▸ **Goal**
Repeat each of the following lines without any change.

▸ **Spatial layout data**
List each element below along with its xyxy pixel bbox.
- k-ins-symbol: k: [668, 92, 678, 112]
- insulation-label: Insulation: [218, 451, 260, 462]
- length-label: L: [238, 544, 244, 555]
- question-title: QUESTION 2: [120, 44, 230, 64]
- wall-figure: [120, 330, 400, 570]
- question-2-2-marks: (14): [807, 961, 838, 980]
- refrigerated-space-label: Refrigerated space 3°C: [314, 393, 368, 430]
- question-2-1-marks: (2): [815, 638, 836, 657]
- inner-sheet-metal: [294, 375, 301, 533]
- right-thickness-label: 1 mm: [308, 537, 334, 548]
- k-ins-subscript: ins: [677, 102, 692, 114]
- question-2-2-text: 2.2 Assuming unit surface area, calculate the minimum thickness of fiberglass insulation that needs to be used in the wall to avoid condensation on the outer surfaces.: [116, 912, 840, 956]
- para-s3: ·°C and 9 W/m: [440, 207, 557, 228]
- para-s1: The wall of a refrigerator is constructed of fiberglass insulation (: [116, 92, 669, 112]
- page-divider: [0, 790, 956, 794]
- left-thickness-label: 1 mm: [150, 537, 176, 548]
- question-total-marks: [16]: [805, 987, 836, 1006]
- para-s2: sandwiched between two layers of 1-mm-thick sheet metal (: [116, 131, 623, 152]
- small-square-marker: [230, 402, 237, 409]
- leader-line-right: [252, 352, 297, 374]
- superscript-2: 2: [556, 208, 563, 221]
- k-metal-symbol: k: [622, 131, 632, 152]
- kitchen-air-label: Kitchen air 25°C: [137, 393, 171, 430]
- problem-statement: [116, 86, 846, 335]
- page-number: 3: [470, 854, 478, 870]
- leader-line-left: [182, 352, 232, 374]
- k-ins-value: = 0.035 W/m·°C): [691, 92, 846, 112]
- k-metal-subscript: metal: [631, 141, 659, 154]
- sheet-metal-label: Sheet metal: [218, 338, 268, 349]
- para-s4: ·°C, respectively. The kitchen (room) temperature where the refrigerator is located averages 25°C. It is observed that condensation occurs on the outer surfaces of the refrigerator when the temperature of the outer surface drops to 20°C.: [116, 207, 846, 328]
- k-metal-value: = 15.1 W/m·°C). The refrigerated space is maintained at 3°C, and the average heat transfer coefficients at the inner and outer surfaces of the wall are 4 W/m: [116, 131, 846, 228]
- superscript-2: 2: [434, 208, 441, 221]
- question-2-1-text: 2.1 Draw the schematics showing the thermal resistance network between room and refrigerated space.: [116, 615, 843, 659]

▸ **Written solution**
List each element below along with its xyxy pixel bbox.
- k-ins-symbol: k: [668, 92, 678, 112]
- insulation-label: Insulation: [218, 451, 260, 462]
- length-label: L: [238, 544, 244, 555]
- question-title: QUESTION 2: [120, 44, 230, 64]
- wall-figure: [120, 330, 400, 570]
- question-2-2-marks: (14): [807, 961, 838, 980]
- refrigerated-space-label: Refrigerated space 3°C: [314, 393, 368, 430]
- question-2-1-marks: (2): [815, 638, 836, 657]
- inner-sheet-metal: [294, 375, 301, 533]
- right-thickness-label: 1 mm: [308, 537, 334, 548]
- k-ins-subscript: ins: [677, 102, 692, 114]
- question-2-2-text: 2.2 Assuming unit surface area, calculate the minimum thickness of fiberglass insulation that needs to be used in the wall to avoid condensation on the outer surfaces.: [116, 912, 840, 956]
- para-s3: ·°C and 9 W/m: [440, 207, 557, 228]
- para-s1: The wall of a refrigerator is constructed of fiberglass insulation (: [116, 92, 669, 112]
- page-divider: [0, 790, 956, 794]
- left-thickness-label: 1 mm: [150, 537, 176, 548]
- question-total-marks: [16]: [805, 987, 836, 1006]
- para-s2: sandwiched between two layers of 1-mm-thick sheet metal (: [116, 131, 623, 152]
- small-square-marker: [230, 402, 237, 409]
- leader-line-right: [252, 352, 297, 374]
- superscript-2: 2: [556, 208, 563, 221]
- k-metal-symbol: k: [622, 131, 632, 152]
- kitchen-air-label: Kitchen air 25°C: [137, 393, 171, 430]
- problem-statement: [116, 86, 846, 335]
- page-number: 3: [470, 854, 478, 870]
- leader-line-left: [182, 352, 232, 374]
- k-ins-value: = 0.035 W/m·°C): [691, 92, 846, 112]
- k-metal-subscript: metal: [631, 141, 659, 154]
- sheet-metal-label: Sheet metal: [218, 338, 268, 349]
- para-s4: ·°C, respectively. The kitchen (room) temperature where the refrigerator is located averages 25°C. It is observed that condensation occurs on the outer surfaces of the refrigerator when the temperature of the outer surface drops to 20°C.: [116, 207, 846, 328]
- k-metal-value: = 15.1 W/m·°C). The refrigerated space is maintained at 3°C, and the average heat transfer coefficients at the inner and outer surfaces of the wall are 4 W/m: [116, 131, 846, 228]
- superscript-2: 2: [434, 208, 441, 221]
- question-2-1-text: 2.1 Draw the schematics showing the thermal resistance network between room and refrigerated space.: [116, 615, 843, 659]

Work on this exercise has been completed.